START The data

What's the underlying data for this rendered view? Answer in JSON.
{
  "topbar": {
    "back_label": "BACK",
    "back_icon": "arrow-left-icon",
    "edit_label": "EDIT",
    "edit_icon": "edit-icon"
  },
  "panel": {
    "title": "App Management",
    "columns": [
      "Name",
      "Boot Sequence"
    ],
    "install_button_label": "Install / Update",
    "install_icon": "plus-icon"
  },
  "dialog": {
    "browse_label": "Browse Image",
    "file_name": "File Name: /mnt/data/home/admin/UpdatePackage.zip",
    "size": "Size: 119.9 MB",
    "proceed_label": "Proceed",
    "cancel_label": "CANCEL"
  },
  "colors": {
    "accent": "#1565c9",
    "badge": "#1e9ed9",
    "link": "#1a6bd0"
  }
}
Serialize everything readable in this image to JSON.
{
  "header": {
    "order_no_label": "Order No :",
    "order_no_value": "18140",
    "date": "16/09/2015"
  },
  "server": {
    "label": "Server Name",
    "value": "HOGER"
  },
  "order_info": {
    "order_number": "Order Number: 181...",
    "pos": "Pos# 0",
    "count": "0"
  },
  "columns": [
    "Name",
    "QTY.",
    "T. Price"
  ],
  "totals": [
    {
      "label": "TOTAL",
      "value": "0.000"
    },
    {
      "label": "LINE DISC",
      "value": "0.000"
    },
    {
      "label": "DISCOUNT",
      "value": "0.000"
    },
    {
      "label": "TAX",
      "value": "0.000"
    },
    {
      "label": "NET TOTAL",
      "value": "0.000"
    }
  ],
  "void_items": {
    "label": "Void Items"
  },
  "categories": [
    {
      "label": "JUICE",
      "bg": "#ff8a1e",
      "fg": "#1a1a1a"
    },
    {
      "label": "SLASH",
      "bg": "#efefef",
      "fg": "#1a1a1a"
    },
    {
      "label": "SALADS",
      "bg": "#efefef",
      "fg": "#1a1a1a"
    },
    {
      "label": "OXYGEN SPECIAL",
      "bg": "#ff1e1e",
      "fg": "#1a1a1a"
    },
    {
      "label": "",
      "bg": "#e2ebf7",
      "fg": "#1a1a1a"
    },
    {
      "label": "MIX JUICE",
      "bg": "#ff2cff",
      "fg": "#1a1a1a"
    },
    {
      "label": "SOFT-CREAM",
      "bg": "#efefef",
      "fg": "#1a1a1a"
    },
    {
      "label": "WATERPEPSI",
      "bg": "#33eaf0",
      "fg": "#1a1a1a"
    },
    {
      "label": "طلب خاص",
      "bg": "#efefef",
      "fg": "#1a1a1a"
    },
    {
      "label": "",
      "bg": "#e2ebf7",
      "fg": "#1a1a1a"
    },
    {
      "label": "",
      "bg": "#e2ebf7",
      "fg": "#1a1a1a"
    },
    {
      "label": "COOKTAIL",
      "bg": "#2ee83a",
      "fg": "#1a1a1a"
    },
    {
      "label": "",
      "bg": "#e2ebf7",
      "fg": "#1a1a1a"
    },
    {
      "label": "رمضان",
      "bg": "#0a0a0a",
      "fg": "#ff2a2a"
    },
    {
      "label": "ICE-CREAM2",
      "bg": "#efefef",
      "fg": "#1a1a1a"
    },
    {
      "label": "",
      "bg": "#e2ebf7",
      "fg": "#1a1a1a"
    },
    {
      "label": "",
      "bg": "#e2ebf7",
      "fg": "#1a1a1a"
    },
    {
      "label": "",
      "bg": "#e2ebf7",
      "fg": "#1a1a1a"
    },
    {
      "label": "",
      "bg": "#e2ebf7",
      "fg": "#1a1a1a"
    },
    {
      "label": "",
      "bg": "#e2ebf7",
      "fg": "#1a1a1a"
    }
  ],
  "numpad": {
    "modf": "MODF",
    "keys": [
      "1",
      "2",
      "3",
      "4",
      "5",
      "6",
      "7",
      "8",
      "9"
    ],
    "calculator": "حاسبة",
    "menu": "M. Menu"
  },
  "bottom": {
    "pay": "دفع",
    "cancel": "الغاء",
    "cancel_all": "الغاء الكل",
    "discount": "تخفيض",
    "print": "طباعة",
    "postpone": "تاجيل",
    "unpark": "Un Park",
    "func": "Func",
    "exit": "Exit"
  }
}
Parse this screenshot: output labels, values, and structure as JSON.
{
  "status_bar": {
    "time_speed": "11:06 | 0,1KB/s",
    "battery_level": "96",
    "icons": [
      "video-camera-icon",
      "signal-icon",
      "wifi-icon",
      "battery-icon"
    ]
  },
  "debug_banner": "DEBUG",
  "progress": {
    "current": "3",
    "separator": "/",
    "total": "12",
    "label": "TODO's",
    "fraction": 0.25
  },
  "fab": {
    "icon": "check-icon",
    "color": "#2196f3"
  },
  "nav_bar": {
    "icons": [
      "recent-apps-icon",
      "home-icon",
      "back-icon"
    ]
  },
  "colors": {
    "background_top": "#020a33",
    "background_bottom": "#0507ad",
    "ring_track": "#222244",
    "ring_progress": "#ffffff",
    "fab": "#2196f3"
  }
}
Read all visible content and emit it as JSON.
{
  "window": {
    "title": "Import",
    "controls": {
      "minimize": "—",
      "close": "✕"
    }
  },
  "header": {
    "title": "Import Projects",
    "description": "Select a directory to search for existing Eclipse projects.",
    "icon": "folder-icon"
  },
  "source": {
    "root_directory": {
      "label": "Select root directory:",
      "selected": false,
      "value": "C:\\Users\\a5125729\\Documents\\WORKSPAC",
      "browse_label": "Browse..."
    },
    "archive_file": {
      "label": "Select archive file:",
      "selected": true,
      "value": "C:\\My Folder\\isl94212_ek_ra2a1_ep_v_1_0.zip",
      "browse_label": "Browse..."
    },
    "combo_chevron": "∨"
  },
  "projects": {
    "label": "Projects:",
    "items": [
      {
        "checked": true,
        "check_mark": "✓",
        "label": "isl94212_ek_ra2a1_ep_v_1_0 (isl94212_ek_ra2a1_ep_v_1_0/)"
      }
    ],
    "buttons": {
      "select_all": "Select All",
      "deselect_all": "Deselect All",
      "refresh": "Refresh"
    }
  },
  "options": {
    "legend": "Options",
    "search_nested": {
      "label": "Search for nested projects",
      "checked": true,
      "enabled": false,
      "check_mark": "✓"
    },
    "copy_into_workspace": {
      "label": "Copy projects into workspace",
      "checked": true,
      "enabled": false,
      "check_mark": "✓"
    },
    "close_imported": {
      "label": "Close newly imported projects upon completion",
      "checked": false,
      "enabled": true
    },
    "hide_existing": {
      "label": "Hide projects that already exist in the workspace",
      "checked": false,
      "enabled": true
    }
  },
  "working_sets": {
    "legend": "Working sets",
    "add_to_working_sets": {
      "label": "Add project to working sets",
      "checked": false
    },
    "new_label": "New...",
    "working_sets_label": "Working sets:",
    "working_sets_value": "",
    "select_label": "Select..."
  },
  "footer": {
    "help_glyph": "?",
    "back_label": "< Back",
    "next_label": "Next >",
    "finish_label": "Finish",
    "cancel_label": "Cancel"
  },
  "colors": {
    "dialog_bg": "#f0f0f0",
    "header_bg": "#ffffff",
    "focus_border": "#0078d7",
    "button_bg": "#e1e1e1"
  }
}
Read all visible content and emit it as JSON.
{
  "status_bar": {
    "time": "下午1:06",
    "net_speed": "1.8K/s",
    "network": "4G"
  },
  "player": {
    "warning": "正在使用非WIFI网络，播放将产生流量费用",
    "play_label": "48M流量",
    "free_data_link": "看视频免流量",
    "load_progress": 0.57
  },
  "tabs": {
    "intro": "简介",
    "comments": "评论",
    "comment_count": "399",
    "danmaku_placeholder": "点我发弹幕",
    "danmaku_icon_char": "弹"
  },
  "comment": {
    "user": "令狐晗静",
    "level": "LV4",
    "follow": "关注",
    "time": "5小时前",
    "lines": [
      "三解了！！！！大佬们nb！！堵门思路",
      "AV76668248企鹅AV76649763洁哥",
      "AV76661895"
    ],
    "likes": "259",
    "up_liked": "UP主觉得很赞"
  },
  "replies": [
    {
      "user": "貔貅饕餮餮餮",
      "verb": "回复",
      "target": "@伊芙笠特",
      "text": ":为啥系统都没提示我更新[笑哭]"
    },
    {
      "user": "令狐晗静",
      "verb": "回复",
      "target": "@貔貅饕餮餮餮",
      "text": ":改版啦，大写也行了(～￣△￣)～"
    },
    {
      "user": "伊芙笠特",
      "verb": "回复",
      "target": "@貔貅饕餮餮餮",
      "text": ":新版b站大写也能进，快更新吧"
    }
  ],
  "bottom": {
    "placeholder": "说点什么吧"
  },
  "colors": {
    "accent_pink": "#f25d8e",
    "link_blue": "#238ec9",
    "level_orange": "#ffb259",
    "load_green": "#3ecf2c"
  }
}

END The data

→ Written instruction
Copy each line of the listing in which the word "title" can be found.

→ Problem solution
    "title": "App Management",
    "title": "Import",
    "title": "Import Projects",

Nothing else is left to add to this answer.